**Direction**
Each entry that follows must be output without any deviation.

** start Record list **

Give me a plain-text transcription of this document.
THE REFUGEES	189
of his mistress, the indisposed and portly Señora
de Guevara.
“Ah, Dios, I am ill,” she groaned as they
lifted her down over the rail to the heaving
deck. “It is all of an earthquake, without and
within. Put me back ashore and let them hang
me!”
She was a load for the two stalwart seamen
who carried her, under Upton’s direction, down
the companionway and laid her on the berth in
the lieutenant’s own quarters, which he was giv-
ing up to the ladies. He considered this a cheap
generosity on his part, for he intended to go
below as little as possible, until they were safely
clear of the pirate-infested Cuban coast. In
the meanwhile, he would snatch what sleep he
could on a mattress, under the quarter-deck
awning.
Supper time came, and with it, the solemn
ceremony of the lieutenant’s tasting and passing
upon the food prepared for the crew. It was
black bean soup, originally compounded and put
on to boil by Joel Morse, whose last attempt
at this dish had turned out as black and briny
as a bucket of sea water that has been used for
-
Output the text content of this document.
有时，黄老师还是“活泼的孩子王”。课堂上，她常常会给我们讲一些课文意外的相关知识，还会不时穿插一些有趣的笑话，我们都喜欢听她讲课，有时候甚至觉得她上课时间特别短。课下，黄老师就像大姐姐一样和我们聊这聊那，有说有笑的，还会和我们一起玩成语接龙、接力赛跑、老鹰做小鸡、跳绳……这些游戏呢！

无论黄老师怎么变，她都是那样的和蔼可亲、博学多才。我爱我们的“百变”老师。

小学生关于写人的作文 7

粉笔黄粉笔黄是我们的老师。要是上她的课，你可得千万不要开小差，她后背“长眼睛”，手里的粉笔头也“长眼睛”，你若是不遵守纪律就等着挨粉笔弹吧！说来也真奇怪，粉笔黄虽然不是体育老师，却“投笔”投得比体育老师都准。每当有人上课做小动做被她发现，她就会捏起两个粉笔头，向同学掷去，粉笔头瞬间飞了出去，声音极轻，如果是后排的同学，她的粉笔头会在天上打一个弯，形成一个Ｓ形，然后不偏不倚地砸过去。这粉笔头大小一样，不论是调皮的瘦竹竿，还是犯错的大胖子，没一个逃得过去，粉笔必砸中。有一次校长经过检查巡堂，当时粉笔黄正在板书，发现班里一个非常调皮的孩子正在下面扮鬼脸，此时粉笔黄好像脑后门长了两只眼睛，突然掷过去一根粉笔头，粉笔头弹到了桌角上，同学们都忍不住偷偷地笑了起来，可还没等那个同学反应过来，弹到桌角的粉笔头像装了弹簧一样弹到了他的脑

** end Record list **

**Solution to this exercise**
Give me a plain-text transcription of this document.
THE REFUGEES	189
of his mistress, the indisposed and portly Señora
de Guevara.
“Ah, Dios, I am ill,” she groaned as they
lifted her down over the rail to the heaving
deck. “It is all of an earthquake, without and
within. Put me back ashore and let them hang
me!”
She was a load for the two stalwart seamen
who carried her, under Upton’s direction, down
the companionway and laid her on the berth in
the lieutenant’s own quarters, which he was giv-
ing up to the ladies. He considered this a cheap
generosity on his part, for he intended to go
below as little as possible, until they were safely
clear of the pirate-infested Cuban coast. In
the meanwhile, he would snatch what sleep he
could on a mattress, under the quarter-deck
awning.
Supper time came, and with it, the solemn
ceremony of the lieutenant’s tasting and passing
upon the food prepared for the crew. It was
black bean soup, originally compounded and put
on to boil by Joel Morse, whose last attempt
at this dish had turned out as black and briny
as a bucket of sea water that has been used for
-
Output the text content of this document.
有时，黄老师还是“活泼的孩子王”。课堂上，她常常会给我们讲一些课文意外的相关知识，还会不时穿插一些有趣的笑话，我们都喜欢听她讲课，有时候甚至觉得她上课时间特别短。课下，黄老师就像大姐姐一样和我们聊这聊那，有说有笑的，还会和我们一起玩成语接龙、接力赛跑、老鹰做小鸡、跳绳……这些游戏呢！

无论黄老师怎么变，她都是那样的和蔼可亲、博学多才。我爱我们的“百变”老师。

小学生关于写人的作文 7

粉笔黄粉笔黄是我们的老师。要是上她的课，你可得千万不要开小差，她后背“长眼睛”，手里的粉笔头也“长眼睛”，你若是不遵守纪律就等着挨粉笔弹吧！说来也真奇怪，粉笔黄虽然不是体育老师，却“投笔”投得比体育老师都准。每当有人上课做小动做被她发现，她就会捏起两个粉笔头，向同学掷去，粉笔头瞬间飞了出去，声音极轻，如果是后排的同学，她的粉笔头会在天上打一个弯，形成一个Ｓ形，然后不偏不倚地砸过去。这粉笔头大小一样，不论是调皮的瘦竹竿，还是犯错的大胖子，没一个逃得过去，粉笔必砸中。有一次校长经过检查巡堂，当时粉笔黄正在板书，发现班里一个非常调皮的孩子正在下面扮鬼脸，此时粉笔黄好像脑后门长了两只眼睛，突然掷过去一根粉笔头，粉笔头弹到了桌角上，同学们都忍不住偷偷地笑了起来，可还没等那个同学反应过来，弹到桌角的粉笔头像装了弹簧一样弹到了他的脑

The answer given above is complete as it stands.